• Entries from a dataset:
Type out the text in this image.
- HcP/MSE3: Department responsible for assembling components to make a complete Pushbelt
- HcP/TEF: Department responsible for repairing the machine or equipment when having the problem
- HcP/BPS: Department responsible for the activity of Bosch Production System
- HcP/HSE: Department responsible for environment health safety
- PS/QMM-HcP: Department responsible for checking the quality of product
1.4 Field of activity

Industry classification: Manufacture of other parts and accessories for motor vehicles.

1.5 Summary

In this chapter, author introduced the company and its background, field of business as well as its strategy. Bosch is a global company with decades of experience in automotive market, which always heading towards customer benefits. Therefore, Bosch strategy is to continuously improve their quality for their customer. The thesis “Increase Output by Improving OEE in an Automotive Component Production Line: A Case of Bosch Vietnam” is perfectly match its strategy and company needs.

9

* * *

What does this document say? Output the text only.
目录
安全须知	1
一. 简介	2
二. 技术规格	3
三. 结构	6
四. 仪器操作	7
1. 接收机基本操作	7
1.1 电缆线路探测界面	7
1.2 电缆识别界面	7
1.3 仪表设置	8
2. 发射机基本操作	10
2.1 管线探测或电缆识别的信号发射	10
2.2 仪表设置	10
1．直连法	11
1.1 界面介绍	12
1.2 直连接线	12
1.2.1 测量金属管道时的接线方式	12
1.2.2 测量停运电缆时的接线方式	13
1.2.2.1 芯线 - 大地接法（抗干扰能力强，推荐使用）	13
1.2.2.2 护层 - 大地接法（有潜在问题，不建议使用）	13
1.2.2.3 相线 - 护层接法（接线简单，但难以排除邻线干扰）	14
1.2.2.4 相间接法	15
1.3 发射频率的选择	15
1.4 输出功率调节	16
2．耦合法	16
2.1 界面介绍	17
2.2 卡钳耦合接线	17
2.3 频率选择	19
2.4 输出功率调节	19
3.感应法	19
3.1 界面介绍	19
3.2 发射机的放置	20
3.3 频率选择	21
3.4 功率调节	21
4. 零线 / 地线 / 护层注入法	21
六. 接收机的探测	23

...

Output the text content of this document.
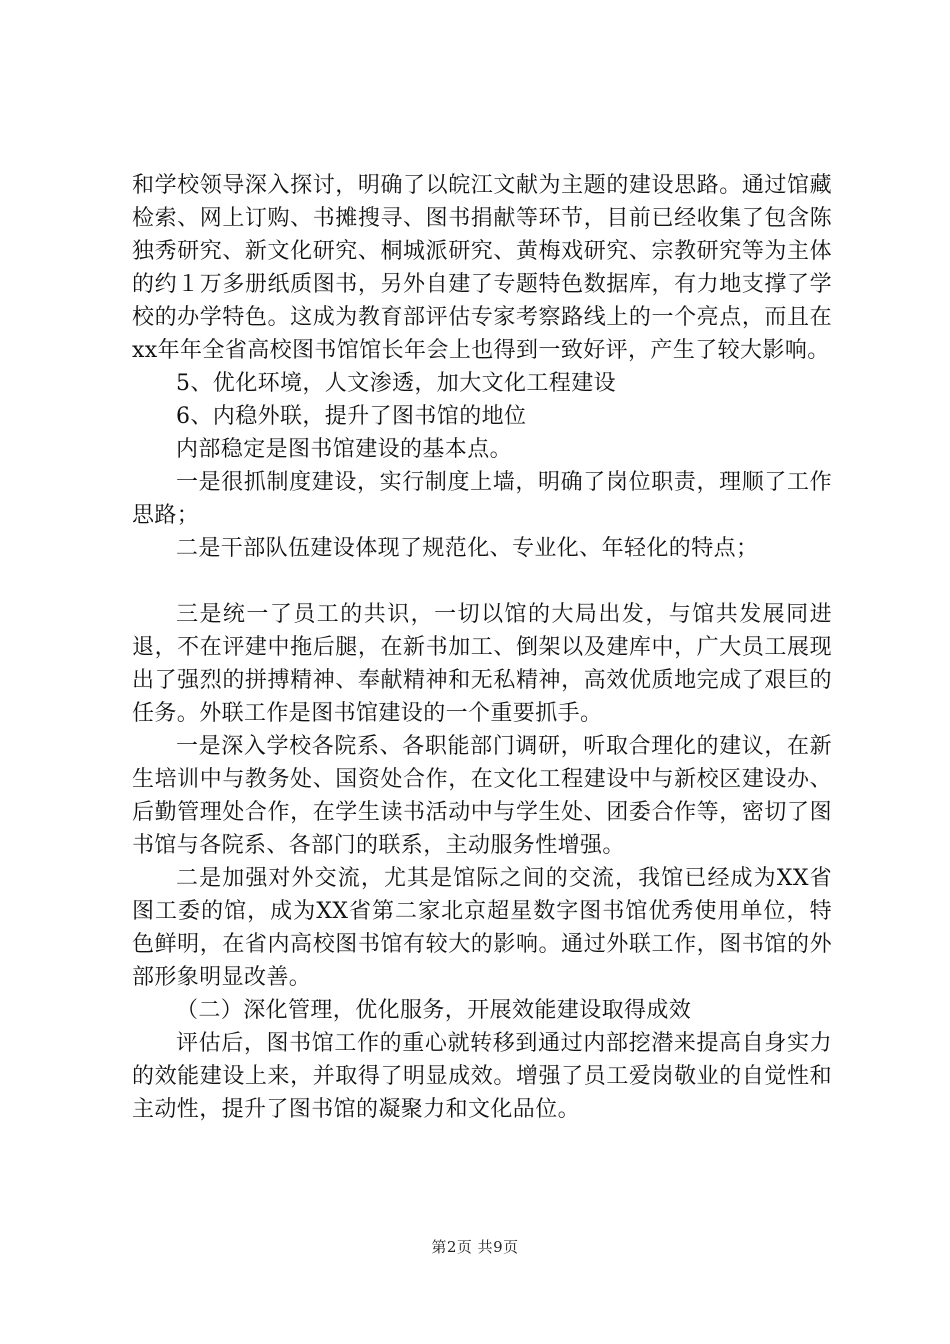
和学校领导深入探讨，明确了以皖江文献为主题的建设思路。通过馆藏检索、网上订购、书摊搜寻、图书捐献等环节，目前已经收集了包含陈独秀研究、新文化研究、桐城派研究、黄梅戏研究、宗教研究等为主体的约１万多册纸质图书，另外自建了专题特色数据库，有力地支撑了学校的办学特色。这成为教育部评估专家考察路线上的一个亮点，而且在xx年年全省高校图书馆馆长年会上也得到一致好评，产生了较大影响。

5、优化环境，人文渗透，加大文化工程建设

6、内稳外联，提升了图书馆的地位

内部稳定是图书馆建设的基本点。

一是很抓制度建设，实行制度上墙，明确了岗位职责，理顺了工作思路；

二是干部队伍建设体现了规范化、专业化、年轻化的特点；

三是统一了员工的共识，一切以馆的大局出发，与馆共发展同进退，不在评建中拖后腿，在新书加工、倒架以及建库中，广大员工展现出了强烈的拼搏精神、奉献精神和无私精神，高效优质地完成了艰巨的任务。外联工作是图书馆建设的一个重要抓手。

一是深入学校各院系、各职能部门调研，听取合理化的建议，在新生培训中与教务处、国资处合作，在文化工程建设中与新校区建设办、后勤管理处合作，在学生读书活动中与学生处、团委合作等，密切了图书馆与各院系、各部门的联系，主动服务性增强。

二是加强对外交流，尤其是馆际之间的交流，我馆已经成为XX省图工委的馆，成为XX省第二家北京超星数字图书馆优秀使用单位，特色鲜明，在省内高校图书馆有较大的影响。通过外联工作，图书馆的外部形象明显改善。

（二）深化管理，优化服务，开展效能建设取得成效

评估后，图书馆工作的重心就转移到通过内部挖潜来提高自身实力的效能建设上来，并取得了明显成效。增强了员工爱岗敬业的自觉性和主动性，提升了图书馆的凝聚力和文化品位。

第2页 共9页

• Your objective:
Each line that holds the word "Bosch" should be extracted from the records.

• The solution:
- HcP/BPS: Department responsible for the activity of Bosch Production System
In this chapter, author introduced the company and its background, field of business as well as its strategy. Bosch is a global company with decades of experience in automotive market, which always heading towards customer benefits. Therefore, Bosch strategy is to continuously improve their quality for their customer. The thesis “Increase Output by Improving OEE in an Automotive Component Production Line: A Case of Bosch Vietnam” is perfectly match its strategy and company needs.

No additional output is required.